* **Text extract**
***

Consider austa, the total international visitors to Australia (in millions) for the period 1980-2015.
\((a)\) Use auto.arima() to find an appropriate ARIMA model. What model was selected. Check that the residuals look like white noise. Plot forecasts for the next 10 periods.
auto_fit <- auto.arima(austa)
auto_fit
## Series: austa
## ARIMA(0,1,1) with drift
##
## Coefficients:
## ma1 drift
## 0.3006 0.1735
## s.e. 0.1647 0.0390
##
## sigma^2 estimated as 0.03376: log likelihood=10.62
## AIC=-15.24 AICc=-14.46 BIC=-10.57
checkresiduals(auto_fit)
##
## Ljung-Box test
##
## data: Residuals from ARIMA(0,1,1) with drift
## Q* = 2.297, df = 5, p-value = 0.8067
##
## Model df: 2. Total lags used: 7
autoplot(forecast(auto_fit, h = 10))

***

* **Data to process**
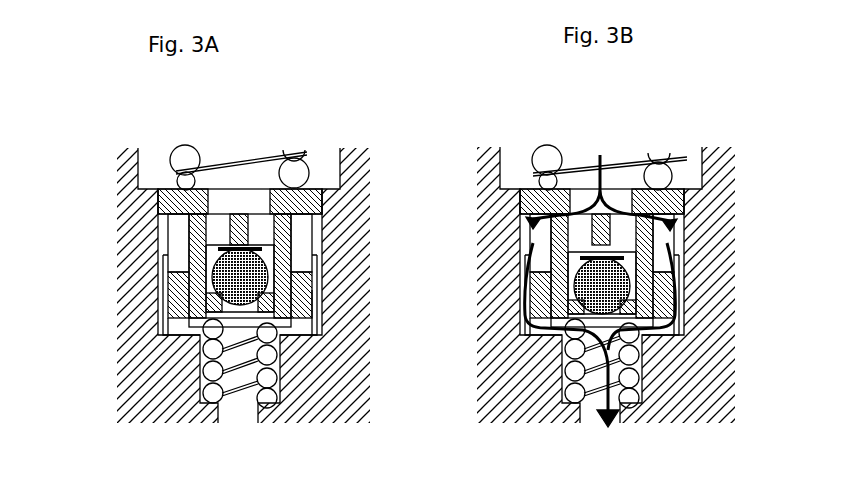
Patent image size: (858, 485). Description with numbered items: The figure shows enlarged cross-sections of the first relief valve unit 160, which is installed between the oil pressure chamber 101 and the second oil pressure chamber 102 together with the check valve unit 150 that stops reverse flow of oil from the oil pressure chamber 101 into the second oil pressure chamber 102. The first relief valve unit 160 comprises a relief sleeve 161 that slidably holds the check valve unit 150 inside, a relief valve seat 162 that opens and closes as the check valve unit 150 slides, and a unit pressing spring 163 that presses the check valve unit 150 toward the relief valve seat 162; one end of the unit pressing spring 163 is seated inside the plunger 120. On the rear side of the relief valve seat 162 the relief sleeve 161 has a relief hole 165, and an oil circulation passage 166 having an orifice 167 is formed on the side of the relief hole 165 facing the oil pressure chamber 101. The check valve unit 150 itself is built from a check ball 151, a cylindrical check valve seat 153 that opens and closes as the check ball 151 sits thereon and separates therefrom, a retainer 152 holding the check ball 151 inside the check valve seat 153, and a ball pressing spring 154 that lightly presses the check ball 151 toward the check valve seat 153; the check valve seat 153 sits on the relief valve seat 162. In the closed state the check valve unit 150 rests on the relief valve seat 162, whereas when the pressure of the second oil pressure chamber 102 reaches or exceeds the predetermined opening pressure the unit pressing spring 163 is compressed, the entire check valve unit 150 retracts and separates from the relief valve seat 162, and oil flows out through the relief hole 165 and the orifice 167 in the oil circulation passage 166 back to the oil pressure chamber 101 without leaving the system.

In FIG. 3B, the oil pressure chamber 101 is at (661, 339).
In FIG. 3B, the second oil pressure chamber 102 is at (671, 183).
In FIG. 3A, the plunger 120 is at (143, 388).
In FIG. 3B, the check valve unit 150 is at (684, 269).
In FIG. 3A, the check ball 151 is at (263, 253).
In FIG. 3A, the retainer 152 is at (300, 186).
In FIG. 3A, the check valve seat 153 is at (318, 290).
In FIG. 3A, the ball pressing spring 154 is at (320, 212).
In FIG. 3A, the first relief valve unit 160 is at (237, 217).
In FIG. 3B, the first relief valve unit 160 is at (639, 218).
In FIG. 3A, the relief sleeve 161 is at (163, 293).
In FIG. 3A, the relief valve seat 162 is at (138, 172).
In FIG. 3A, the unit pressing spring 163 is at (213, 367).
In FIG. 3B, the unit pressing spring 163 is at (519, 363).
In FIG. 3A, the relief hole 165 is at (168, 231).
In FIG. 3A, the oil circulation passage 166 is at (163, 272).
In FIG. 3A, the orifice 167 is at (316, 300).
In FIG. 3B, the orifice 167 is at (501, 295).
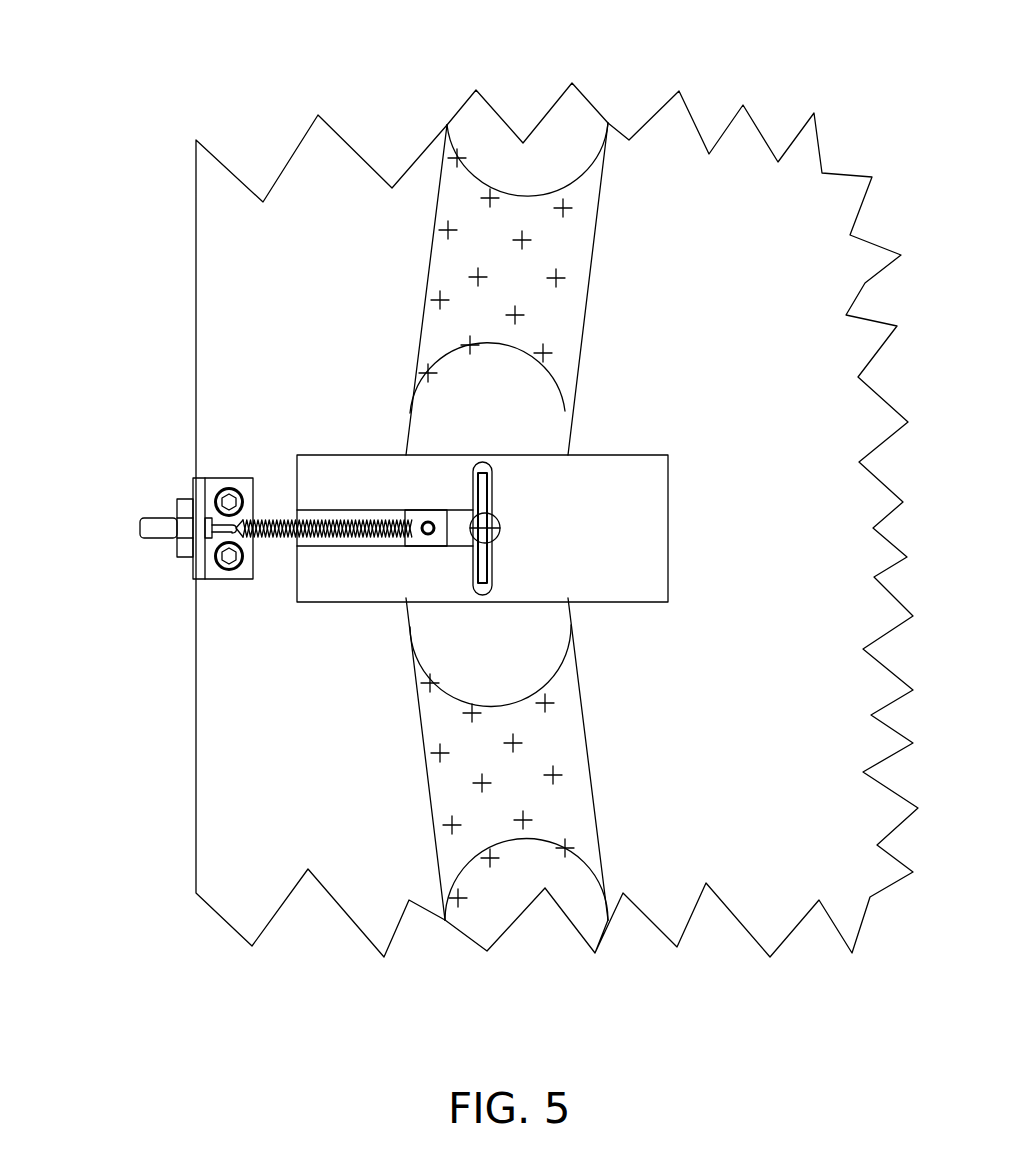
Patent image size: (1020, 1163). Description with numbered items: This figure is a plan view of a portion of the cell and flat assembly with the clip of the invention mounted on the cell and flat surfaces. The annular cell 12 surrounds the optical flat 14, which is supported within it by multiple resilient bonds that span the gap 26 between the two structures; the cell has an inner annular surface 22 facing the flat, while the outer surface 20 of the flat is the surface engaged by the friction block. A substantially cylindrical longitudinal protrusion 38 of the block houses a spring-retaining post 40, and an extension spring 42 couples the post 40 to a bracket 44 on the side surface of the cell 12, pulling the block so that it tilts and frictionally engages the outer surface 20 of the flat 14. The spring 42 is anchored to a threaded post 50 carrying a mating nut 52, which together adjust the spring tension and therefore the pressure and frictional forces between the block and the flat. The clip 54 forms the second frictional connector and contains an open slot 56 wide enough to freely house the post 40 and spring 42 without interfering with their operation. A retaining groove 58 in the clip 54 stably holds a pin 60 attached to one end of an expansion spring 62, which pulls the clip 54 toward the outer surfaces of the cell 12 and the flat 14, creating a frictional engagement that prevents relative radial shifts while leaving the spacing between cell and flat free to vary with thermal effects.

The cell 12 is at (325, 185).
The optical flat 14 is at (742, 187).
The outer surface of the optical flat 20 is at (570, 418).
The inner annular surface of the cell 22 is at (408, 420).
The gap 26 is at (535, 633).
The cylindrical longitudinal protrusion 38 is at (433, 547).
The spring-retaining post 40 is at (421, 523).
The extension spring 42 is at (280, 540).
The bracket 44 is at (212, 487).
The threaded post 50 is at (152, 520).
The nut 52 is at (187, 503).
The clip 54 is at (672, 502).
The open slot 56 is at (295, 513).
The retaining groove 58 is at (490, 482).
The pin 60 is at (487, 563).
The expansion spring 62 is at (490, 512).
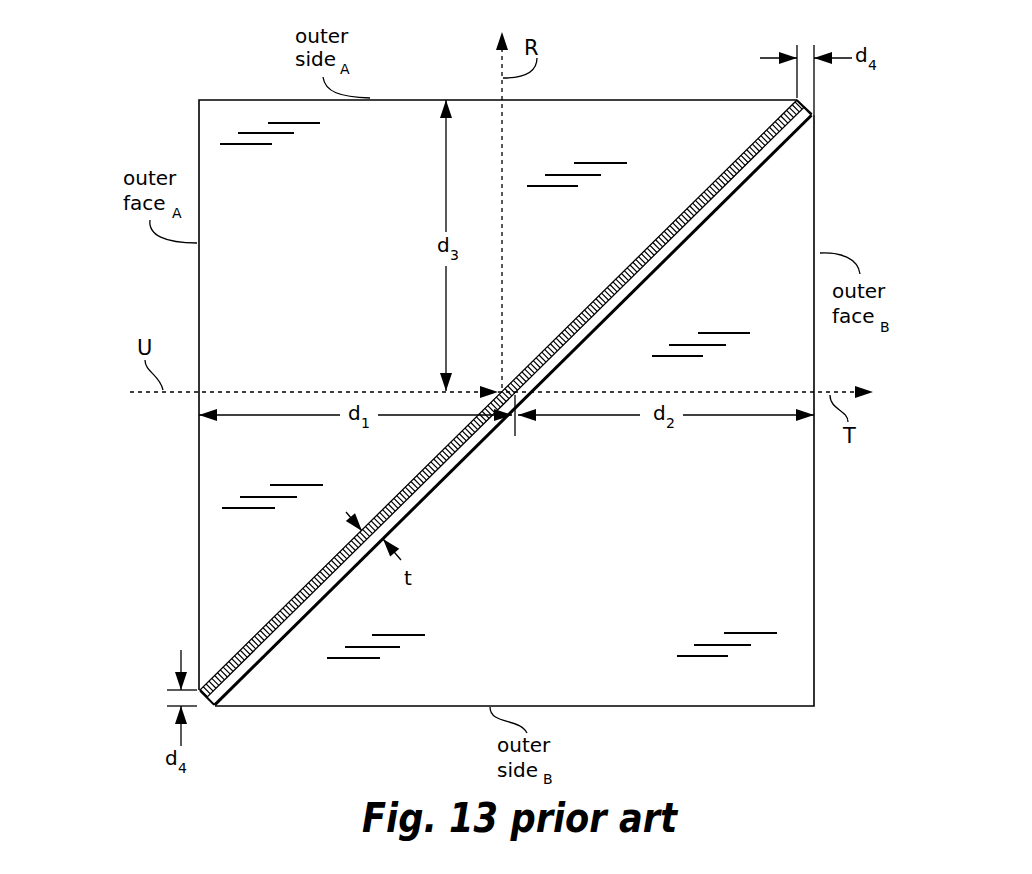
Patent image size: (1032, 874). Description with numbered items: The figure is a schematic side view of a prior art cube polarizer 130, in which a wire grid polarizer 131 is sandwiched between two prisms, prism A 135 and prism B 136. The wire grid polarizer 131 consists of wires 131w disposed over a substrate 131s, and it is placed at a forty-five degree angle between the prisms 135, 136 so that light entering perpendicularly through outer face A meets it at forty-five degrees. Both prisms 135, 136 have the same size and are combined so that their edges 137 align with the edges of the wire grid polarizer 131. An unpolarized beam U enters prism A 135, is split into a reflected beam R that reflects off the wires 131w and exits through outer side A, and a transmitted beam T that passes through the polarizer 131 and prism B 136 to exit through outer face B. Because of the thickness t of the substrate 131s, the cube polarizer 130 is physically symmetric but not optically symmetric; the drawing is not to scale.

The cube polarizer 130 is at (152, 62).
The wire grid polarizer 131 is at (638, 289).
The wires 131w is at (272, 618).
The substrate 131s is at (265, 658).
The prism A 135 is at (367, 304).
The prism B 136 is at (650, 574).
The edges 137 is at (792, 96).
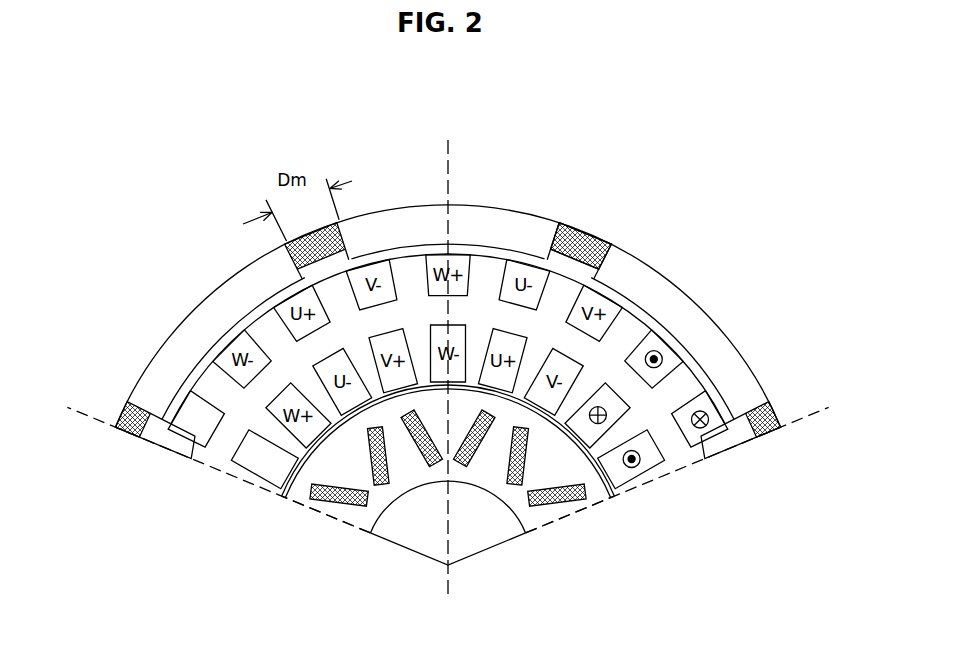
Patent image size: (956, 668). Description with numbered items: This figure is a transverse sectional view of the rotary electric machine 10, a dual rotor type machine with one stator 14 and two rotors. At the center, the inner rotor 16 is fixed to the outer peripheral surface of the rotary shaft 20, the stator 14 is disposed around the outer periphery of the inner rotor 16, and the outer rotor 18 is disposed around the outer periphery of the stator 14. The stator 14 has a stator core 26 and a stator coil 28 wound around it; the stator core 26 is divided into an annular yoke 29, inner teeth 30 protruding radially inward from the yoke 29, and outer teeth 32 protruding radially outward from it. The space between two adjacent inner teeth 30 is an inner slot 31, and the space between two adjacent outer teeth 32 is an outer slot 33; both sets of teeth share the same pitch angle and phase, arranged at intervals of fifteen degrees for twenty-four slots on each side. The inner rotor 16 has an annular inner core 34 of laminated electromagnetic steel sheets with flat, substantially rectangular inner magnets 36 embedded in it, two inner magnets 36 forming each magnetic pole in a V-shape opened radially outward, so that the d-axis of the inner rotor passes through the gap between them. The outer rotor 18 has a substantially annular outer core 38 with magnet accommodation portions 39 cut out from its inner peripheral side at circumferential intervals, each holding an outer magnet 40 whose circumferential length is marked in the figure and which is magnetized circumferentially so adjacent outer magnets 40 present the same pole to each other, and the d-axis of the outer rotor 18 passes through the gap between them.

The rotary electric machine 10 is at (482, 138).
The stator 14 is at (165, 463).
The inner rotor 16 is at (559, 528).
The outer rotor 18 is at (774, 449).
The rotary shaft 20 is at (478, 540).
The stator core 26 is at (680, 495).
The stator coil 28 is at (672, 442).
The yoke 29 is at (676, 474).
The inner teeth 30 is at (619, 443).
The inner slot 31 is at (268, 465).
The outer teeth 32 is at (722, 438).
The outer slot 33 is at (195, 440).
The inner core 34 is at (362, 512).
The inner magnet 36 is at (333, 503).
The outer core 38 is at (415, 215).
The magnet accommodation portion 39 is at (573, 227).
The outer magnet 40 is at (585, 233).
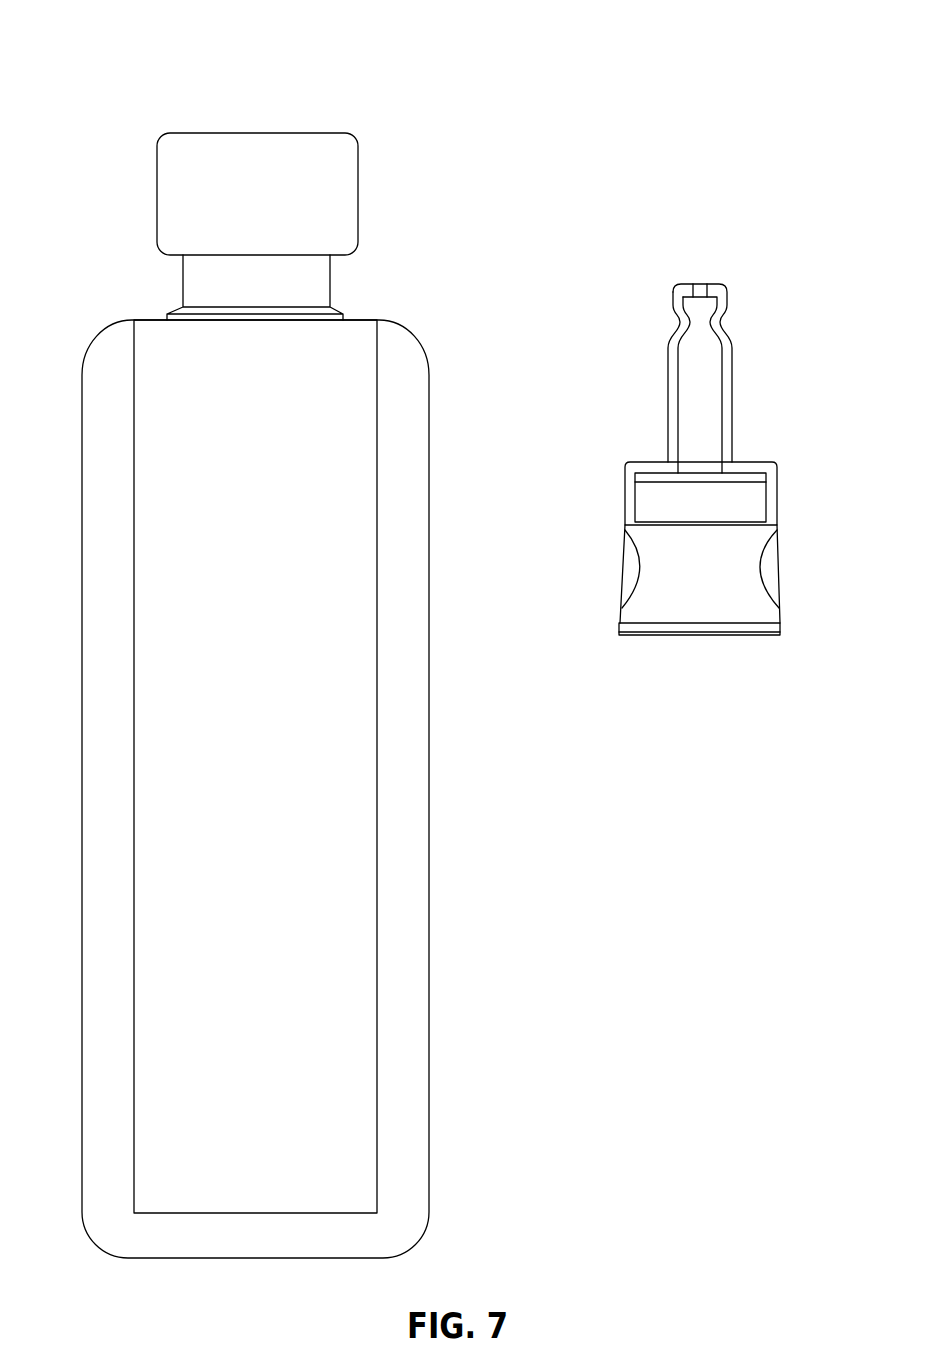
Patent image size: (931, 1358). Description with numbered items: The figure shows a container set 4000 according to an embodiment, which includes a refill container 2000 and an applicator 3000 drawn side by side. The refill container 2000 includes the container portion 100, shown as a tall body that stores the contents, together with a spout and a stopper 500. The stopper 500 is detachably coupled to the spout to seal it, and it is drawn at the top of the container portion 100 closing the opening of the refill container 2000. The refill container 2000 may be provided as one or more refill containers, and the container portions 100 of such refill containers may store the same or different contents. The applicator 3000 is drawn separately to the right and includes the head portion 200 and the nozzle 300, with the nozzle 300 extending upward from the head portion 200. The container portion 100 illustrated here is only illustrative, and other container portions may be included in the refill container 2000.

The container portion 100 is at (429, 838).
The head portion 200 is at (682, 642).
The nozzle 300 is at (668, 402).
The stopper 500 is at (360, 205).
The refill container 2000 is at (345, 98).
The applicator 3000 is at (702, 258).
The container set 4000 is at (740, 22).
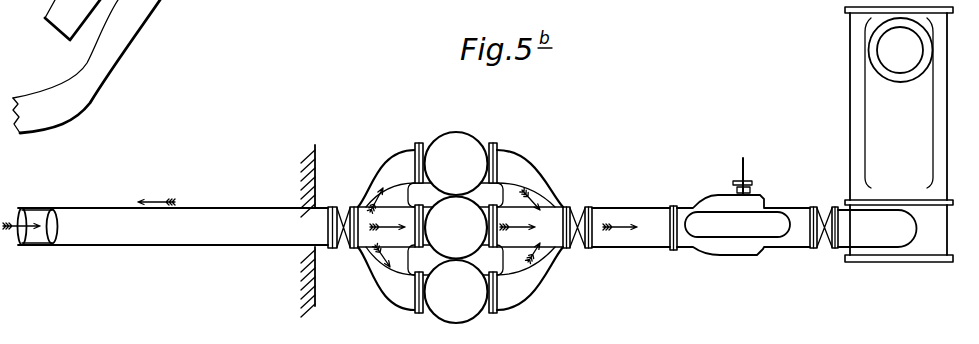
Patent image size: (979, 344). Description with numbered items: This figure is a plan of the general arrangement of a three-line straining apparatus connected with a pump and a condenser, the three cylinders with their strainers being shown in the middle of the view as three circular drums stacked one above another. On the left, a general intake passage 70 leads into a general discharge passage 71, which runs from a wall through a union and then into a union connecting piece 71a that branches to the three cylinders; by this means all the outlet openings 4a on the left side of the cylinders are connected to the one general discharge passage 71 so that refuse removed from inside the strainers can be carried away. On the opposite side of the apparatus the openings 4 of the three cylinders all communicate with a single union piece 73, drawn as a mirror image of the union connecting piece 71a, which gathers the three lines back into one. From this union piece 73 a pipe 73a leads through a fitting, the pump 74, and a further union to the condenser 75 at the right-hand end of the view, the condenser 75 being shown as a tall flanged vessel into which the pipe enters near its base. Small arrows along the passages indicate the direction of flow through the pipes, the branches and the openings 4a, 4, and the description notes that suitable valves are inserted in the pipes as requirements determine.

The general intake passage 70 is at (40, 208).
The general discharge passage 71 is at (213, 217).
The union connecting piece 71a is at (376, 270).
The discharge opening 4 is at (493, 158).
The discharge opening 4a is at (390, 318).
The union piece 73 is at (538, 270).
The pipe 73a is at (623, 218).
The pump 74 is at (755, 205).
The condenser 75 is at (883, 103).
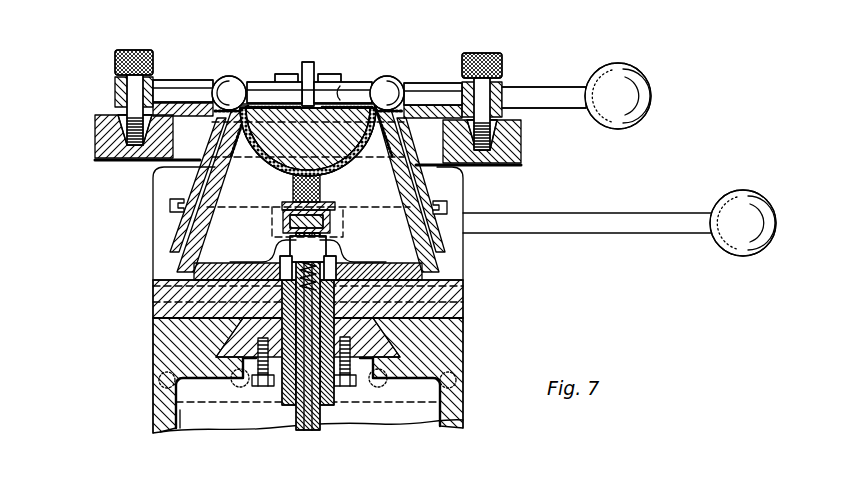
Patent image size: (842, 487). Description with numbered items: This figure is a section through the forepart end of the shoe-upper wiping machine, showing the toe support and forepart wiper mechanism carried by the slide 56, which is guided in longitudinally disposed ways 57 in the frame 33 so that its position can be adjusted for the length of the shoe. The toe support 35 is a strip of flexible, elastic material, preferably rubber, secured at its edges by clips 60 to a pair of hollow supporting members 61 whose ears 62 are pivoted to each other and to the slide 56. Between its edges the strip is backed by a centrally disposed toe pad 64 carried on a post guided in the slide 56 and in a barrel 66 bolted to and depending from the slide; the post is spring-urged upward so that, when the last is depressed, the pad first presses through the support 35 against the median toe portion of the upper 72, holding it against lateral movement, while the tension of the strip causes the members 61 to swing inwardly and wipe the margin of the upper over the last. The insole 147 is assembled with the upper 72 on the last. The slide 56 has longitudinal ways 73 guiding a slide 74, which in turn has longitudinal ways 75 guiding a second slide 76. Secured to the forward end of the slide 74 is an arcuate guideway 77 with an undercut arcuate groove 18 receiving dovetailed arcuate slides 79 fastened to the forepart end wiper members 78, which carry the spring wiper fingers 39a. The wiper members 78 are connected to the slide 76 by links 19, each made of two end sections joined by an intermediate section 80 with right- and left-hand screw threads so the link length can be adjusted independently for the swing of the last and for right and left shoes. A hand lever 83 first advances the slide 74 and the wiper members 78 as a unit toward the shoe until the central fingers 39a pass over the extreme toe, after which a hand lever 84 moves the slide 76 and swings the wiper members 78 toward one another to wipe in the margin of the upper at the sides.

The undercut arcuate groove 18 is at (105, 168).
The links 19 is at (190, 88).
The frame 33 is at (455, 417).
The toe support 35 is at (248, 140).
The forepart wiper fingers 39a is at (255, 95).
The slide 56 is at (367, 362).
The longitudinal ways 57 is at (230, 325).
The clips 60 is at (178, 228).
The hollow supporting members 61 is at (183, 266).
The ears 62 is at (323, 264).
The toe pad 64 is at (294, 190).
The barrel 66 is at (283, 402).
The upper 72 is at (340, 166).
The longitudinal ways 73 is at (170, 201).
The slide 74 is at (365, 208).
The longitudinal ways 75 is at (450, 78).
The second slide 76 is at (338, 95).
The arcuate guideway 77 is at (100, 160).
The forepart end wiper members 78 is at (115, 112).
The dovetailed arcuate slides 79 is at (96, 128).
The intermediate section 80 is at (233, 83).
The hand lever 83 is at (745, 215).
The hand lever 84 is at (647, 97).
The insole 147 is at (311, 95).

***

* **Exercises to complete**
**1)** List every R function that is called in the code lines of the ARIMA exercise.
**2)** Please echo the rows from the line with "Patent image size: (979, 344)." to the line with "The condenser 75 is at (883, 103).".
The ARIMA exercise and the rows have no connection to each other.

* **Task results**
**1)** auto.arima(), checkresiduals(), forecast(), autoplot()

**2)**
Patent image size: (979, 344). Description with numbered items: This figure is a plan of the general arrangement of a three-line straining apparatus connected with a pump and a condenser, the three cylinders with their strainers being shown in the middle of the view as three circular drums stacked one above another. On the left, a general intake passage 70 leads into a general discharge passage 71, which runs from a wall through a union and then into a union connecting piece 71a that branches to the three cylinders; by this means all the outlet openings 4a on the left side of the cylinders are connected to the one general discharge passage 71 so that refuse removed from inside the strainers can be carried away. On the opposite side of the apparatus the openings 4 of the three cylinders all communicate with a single union piece 73, drawn as a mirror image of the union connecting piece 71a, which gathers the three lines back into one. From this union piece 73 a pipe 73a leads through a fitting, the pump 74, and a further union to the condenser 75 at the right-hand end of the view, the condenser 75 being shown as a tall flanged vessel into which the pipe enters near its base. Small arrows along the passages indicate the direction of flow through the pipes, the branches and the openings 4a, 4, and the description notes that suitable valves are inserted in the pipes as requirements determine.

The general intake passage 70 is at (40, 208).
The general discharge passage 71 is at (213, 217).
The union connecting piece 71a is at (376, 270).
The discharge opening 4 is at (493, 158).
The discharge opening 4a is at (390, 318).
The union piece 73 is at (538, 270).
The pipe 73a is at (623, 218).
The pump 74 is at (755, 205).
The condenser 75 is at (883, 103).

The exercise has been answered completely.